## Task
Copy out every line that contains "JSON".

---- Material supplied

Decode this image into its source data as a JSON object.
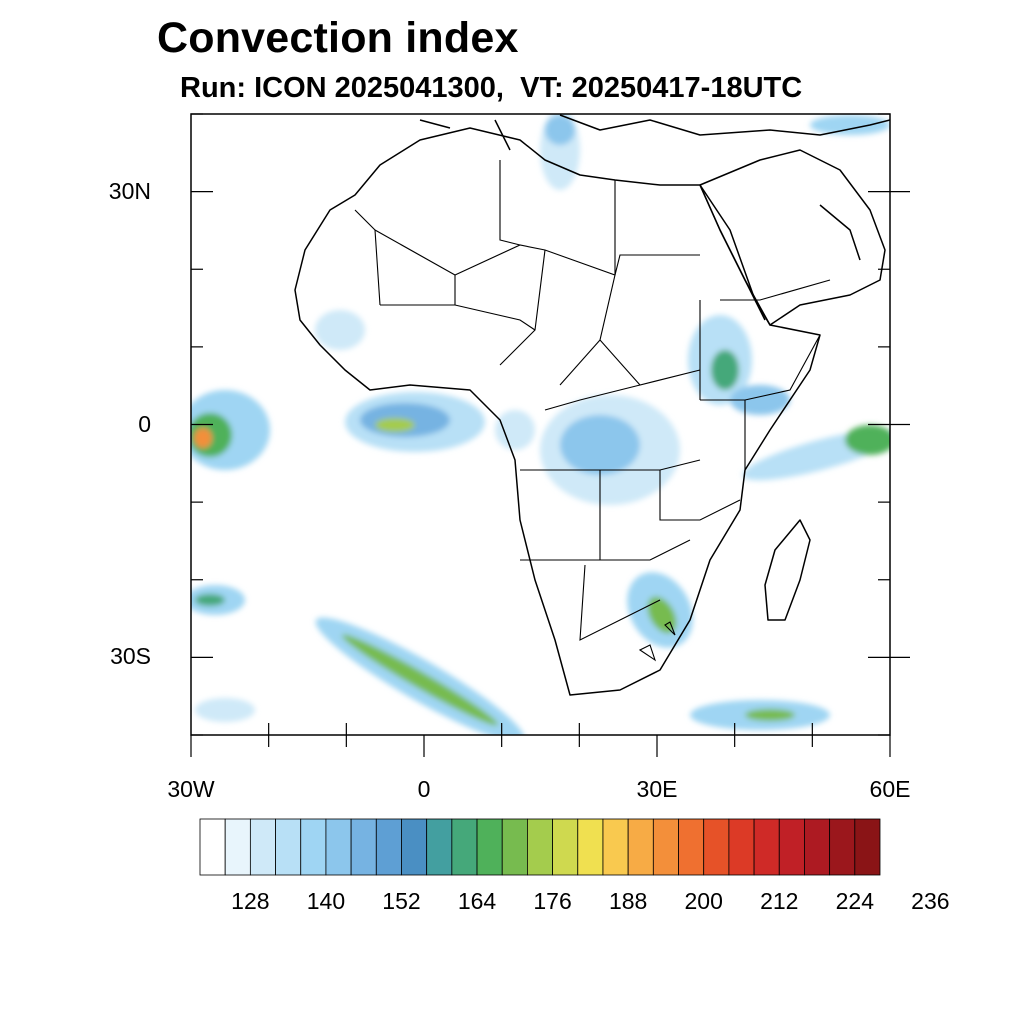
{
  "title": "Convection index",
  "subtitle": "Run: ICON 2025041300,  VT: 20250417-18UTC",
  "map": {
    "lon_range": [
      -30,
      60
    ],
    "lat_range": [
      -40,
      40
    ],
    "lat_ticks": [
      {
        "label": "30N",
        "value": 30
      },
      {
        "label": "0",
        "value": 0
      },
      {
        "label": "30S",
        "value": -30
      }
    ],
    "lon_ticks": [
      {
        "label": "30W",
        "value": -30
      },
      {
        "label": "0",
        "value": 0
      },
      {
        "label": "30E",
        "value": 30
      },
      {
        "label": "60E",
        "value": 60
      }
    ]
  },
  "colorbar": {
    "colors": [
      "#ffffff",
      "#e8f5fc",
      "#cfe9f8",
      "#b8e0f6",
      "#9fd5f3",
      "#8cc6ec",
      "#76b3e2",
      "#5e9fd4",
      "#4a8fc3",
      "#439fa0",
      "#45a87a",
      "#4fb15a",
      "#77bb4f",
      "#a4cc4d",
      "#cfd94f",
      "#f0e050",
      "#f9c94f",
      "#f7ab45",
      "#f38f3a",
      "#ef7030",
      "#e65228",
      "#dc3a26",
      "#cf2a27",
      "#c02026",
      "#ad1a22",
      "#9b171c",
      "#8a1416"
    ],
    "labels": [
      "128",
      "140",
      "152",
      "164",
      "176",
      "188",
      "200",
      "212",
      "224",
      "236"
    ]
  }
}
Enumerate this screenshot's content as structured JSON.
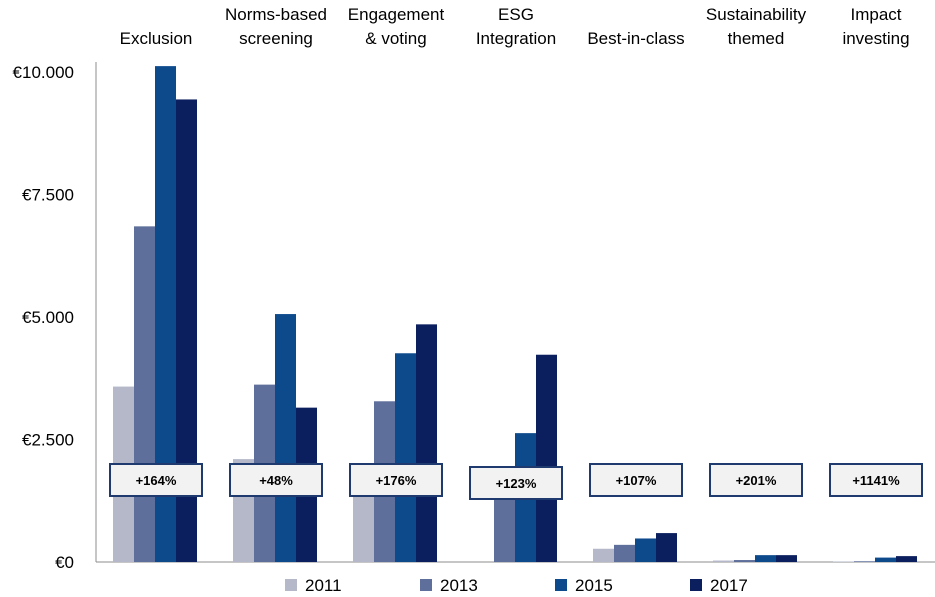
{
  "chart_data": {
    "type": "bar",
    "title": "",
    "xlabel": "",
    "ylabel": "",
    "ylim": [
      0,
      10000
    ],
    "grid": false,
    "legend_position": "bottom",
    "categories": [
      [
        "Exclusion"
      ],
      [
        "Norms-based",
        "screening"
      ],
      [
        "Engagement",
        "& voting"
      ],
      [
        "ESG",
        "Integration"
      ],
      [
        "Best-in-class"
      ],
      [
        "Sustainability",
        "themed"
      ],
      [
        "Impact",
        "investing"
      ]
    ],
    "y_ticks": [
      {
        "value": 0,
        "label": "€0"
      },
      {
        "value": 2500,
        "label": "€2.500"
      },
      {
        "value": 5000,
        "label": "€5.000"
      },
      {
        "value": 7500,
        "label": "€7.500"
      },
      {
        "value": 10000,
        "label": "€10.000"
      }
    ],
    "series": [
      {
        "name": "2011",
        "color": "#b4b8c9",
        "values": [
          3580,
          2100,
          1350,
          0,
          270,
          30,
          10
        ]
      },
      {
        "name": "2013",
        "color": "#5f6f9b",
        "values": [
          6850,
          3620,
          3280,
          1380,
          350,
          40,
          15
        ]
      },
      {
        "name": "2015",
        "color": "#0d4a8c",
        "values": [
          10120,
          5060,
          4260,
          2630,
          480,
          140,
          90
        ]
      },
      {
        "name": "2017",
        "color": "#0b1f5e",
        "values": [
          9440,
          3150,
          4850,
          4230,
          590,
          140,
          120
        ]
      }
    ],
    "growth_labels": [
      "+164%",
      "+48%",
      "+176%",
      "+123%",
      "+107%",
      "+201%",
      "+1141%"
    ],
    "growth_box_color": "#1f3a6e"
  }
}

--------

## Task response
Decode this image into its source data as a JSON object.
Enumerate this screenshot's content as structured JSON.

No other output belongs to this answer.